* PROBLEM REQUIREMENTS
State the count of lines below in which the word "meter" appears, and add nothing.

* SOURCE MATERIAL

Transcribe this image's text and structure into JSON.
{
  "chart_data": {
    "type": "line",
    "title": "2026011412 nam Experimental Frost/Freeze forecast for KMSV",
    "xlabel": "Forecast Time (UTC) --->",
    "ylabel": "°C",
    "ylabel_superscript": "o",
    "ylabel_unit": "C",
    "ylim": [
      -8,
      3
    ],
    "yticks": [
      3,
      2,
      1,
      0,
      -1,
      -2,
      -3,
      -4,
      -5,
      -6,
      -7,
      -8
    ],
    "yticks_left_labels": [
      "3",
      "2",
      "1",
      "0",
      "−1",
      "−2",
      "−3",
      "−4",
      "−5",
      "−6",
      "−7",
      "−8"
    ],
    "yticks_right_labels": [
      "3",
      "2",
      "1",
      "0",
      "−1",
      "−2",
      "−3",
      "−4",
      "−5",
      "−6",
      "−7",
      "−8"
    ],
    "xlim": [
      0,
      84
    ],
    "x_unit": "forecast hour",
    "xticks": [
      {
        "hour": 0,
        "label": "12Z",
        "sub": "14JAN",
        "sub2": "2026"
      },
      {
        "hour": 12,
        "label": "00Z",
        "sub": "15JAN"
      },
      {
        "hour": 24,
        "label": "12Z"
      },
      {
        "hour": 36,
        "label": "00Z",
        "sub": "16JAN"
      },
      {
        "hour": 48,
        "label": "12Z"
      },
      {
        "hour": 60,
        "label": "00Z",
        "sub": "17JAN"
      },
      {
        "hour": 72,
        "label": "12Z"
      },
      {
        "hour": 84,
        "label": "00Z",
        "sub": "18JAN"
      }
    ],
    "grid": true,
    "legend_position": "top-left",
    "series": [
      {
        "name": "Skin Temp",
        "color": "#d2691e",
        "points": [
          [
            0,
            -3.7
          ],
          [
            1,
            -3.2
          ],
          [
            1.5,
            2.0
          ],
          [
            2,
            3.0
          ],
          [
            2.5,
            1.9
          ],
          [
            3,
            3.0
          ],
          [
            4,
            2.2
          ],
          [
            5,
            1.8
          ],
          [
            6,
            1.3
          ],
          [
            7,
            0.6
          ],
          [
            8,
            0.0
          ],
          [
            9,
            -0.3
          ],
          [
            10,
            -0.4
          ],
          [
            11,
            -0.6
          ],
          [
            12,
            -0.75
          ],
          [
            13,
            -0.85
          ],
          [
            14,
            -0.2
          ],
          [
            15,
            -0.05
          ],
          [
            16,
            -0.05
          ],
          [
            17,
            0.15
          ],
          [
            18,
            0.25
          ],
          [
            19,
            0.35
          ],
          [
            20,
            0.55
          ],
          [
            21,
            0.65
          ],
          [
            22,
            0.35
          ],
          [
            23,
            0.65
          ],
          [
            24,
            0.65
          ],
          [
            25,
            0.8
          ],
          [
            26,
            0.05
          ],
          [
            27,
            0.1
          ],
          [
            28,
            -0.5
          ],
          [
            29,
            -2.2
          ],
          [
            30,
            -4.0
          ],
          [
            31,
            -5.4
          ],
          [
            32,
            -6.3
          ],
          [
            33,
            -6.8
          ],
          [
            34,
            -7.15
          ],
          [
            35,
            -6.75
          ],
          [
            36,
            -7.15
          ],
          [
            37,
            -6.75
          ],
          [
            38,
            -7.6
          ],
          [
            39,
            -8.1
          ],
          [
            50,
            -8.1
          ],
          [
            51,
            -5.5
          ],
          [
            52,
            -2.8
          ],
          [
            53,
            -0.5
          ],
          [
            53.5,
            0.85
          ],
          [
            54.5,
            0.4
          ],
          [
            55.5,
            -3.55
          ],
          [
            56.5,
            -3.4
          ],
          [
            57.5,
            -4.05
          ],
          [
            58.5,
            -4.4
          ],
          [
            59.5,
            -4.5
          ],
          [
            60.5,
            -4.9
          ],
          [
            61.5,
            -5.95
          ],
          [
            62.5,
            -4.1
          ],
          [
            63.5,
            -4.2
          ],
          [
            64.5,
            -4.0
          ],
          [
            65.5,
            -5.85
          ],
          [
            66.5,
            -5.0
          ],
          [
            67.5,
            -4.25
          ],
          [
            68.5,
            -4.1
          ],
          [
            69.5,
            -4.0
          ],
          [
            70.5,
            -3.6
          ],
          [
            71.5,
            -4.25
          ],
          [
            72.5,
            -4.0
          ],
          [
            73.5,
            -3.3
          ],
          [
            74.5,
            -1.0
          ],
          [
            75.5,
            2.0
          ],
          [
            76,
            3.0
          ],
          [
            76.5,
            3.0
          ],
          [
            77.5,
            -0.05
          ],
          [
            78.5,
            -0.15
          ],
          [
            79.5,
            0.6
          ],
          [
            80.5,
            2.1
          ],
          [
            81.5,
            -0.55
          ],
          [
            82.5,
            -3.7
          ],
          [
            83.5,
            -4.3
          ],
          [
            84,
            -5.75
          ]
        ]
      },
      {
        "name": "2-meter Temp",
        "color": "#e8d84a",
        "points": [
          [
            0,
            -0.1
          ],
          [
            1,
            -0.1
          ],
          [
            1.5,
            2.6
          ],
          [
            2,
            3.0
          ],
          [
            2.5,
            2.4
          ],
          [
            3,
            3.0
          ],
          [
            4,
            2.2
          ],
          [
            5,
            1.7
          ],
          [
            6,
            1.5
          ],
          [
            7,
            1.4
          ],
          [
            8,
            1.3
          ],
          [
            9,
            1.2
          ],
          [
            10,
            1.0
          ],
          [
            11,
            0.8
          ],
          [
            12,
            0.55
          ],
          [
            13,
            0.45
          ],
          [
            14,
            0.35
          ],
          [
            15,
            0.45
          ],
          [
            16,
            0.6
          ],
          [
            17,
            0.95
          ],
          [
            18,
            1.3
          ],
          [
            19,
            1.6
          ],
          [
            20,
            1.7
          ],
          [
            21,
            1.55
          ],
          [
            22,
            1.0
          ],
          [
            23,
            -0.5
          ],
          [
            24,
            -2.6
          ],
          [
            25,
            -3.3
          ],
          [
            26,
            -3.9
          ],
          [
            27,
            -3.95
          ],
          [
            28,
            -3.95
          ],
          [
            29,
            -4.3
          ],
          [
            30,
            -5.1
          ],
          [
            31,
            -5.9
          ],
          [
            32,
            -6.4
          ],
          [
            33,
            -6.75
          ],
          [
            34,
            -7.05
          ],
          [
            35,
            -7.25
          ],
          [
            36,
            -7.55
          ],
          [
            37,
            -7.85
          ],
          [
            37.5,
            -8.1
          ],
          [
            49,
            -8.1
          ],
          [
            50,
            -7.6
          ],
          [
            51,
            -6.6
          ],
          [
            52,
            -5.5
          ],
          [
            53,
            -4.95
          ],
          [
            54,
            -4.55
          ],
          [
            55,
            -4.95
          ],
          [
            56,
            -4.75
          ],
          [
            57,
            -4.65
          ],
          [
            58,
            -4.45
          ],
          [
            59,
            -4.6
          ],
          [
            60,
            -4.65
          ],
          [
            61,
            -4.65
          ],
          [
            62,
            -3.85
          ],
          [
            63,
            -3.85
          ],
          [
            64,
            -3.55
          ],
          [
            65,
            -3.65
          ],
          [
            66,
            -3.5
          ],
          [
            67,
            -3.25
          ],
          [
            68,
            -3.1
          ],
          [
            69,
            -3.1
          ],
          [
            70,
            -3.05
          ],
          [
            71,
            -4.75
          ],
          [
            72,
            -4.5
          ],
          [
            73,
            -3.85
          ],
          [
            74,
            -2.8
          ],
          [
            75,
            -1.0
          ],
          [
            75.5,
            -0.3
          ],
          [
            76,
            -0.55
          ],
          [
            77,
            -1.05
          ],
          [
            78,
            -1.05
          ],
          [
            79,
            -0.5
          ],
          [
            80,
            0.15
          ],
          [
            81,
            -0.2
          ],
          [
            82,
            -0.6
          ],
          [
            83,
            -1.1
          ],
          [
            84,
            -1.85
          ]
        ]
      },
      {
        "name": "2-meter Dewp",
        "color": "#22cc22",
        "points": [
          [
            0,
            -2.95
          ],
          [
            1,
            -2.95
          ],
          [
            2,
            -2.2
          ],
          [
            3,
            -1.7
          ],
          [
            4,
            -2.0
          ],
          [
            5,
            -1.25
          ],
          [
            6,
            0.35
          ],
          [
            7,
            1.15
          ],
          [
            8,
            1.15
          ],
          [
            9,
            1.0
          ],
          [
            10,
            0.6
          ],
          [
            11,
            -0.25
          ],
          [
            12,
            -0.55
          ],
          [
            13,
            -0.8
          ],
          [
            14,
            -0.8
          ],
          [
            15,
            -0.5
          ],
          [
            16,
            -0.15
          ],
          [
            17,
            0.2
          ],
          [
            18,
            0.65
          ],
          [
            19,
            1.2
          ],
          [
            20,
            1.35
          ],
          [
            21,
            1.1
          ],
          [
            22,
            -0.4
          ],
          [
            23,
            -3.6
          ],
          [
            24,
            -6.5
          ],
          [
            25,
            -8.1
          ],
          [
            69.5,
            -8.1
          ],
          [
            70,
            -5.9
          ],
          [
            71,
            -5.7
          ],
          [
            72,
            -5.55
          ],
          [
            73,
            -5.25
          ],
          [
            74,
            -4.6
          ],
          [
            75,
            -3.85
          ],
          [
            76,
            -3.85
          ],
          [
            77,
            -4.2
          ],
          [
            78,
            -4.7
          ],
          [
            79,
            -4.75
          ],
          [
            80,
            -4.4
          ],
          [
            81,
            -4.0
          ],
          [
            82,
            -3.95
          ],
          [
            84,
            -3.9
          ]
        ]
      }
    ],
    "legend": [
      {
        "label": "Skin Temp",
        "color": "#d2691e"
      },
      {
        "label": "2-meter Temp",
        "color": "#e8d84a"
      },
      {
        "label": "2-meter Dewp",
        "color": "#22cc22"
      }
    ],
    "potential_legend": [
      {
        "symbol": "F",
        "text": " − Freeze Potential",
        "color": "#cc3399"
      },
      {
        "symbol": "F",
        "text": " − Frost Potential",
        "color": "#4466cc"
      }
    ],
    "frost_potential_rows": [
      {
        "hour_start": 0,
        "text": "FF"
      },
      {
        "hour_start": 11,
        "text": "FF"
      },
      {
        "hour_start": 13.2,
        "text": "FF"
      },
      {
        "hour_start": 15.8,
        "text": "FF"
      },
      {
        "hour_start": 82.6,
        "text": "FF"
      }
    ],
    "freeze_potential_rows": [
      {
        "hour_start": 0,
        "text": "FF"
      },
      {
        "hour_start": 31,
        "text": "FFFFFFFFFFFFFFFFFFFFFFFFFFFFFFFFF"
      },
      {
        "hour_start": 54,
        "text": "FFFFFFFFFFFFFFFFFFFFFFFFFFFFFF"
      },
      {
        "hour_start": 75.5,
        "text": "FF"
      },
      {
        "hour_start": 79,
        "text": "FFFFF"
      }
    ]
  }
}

* EXERCISE OUTPUT
4